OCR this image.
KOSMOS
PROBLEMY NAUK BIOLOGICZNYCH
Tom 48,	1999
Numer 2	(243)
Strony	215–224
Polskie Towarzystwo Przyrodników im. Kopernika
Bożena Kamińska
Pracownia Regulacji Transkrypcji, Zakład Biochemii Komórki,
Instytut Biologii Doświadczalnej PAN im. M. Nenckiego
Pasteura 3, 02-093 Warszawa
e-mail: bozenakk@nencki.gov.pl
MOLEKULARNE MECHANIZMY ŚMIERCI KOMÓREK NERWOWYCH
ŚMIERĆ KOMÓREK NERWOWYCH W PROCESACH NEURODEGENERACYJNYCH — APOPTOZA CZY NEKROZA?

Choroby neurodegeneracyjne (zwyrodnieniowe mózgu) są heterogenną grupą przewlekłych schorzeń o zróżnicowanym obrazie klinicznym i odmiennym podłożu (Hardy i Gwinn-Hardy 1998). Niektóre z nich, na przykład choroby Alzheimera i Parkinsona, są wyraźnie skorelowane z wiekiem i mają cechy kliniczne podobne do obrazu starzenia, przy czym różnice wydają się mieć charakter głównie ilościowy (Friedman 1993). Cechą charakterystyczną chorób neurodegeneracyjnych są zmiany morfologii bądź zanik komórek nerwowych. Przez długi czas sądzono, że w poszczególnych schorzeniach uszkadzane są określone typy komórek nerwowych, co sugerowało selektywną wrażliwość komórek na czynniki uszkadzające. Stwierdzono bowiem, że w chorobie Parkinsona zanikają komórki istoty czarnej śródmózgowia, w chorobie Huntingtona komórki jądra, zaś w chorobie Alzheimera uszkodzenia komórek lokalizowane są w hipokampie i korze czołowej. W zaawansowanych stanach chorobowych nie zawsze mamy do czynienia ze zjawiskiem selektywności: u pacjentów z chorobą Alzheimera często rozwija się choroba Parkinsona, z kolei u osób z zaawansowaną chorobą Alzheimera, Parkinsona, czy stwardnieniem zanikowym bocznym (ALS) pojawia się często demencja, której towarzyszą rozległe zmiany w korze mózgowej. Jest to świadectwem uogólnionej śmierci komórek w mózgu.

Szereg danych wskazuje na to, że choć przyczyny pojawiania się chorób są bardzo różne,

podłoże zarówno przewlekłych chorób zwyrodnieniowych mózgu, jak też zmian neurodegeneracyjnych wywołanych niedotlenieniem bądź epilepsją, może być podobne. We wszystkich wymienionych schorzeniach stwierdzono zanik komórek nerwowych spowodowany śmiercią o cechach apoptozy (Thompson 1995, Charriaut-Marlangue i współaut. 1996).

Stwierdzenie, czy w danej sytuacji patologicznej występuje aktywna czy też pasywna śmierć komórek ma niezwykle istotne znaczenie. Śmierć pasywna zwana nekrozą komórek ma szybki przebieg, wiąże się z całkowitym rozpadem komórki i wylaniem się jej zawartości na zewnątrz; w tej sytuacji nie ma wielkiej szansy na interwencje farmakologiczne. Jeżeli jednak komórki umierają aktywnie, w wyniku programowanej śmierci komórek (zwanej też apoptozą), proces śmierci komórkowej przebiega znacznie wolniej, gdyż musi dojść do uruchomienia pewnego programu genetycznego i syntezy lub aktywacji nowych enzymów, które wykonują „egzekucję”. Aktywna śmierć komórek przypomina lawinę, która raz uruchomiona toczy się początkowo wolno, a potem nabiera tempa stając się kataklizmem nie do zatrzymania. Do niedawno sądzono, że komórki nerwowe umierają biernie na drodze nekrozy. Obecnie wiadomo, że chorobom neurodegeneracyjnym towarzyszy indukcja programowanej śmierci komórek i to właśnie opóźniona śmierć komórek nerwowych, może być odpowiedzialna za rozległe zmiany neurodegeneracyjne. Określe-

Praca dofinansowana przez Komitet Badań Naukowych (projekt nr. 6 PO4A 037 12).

THE REQUEST:
Output the lines above verbatim and in full.

WRITTEN RESPONSE:
OCR this image.
KOSMOS
PROBLEMY NAUK BIOLOGICZNYCH
Tom 48,	1999
Numer 2	(243)
Strony	215–224
Polskie Towarzystwo Przyrodników im. Kopernika
Bożena Kamińska
Pracownia Regulacji Transkrypcji, Zakład Biochemii Komórki,
Instytut Biologii Doświadczalnej PAN im. M. Nenckiego
Pasteura 3, 02-093 Warszawa
e-mail: bozenakk@nencki.gov.pl
MOLEKULARNE MECHANIZMY ŚMIERCI KOMÓREK NERWOWYCH
ŚMIERĆ KOMÓREK NERWOWYCH W PROCESACH NEURODEGENERACYJNYCH — APOPTOZA CZY NEKROZA?

Choroby neurodegeneracyjne (zwyrodnieniowe mózgu) są heterogenną grupą przewlekłych schorzeń o zróżnicowanym obrazie klinicznym i odmiennym podłożu (Hardy i Gwinn-Hardy 1998). Niektóre z nich, na przykład choroby Alzheimera i Parkinsona, są wyraźnie skorelowane z wiekiem i mają cechy kliniczne podobne do obrazu starzenia, przy czym różnice wydają się mieć charakter głównie ilościowy (Friedman 1993). Cechą charakterystyczną chorób neurodegeneracyjnych są zmiany morfologii bądź zanik komórek nerwowych. Przez długi czas sądzono, że w poszczególnych schorzeniach uszkadzane są określone typy komórek nerwowych, co sugerowało selektywną wrażliwość komórek na czynniki uszkadzające. Stwierdzono bowiem, że w chorobie Parkinsona zanikają komórki istoty czarnej śródmózgowia, w chorobie Huntingtona komórki jądra, zaś w chorobie Alzheimera uszkodzenia komórek lokalizowane są w hipokampie i korze czołowej. W zaawansowanych stanach chorobowych nie zawsze mamy do czynienia ze zjawiskiem selektywności: u pacjentów z chorobą Alzheimera często rozwija się choroba Parkinsona, z kolei u osób z zaawansowaną chorobą Alzheimera, Parkinsona, czy stwardnieniem zanikowym bocznym (ALS) pojawia się często demencja, której towarzyszą rozległe zmiany w korze mózgowej. Jest to świadectwem uogólnionej śmierci komórek w mózgu.

Szereg danych wskazuje na to, że choć przyczyny pojawiania się chorób są bardzo różne,

podłoże zarówno przewlekłych chorób zwyrodnieniowych mózgu, jak też zmian neurodegeneracyjnych wywołanych niedotlenieniem bądź epilepsją, może być podobne. We wszystkich wymienionych schorzeniach stwierdzono zanik komórek nerwowych spowodowany śmiercią o cechach apoptozy (Thompson 1995, Charriaut-Marlangue i współaut. 1996).

Stwierdzenie, czy w danej sytuacji patologicznej występuje aktywna czy też pasywna śmierć komórek ma niezwykle istotne znaczenie. Śmierć pasywna zwana nekrozą komórek ma szybki przebieg, wiąże się z całkowitym rozpadem komórki i wylaniem się jej zawartości na zewnątrz; w tej sytuacji nie ma wielkiej szansy na interwencje farmakologiczne. Jeżeli jednak komórki umierają aktywnie, w wyniku programowanej śmierci komórek (zwanej też apoptozą), proces śmierci komórkowej przebiega znacznie wolniej, gdyż musi dojść do uruchomienia pewnego programu genetycznego i syntezy lub aktywacji nowych enzymów, które wykonują „egzekucję”. Aktywna śmierć komórek przypomina lawinę, która raz uruchomiona toczy się początkowo wolno, a potem nabiera tempa stając się kataklizmem nie do zatrzymania. Do niedawno sądzono, że komórki nerwowe umierają biernie na drodze nekrozy. Obecnie wiadomo, że chorobom neurodegeneracyjnym towarzyszy indukcja programowanej śmierci komórek i to właśnie opóźniona śmierć komórek nerwowych, może być odpowiedzialna za rozległe zmiany neurodegeneracyjne. Określe-

Praca dofinansowana przez Komitet Badań Naukowych (projekt nr. 6 PO4A 037 12).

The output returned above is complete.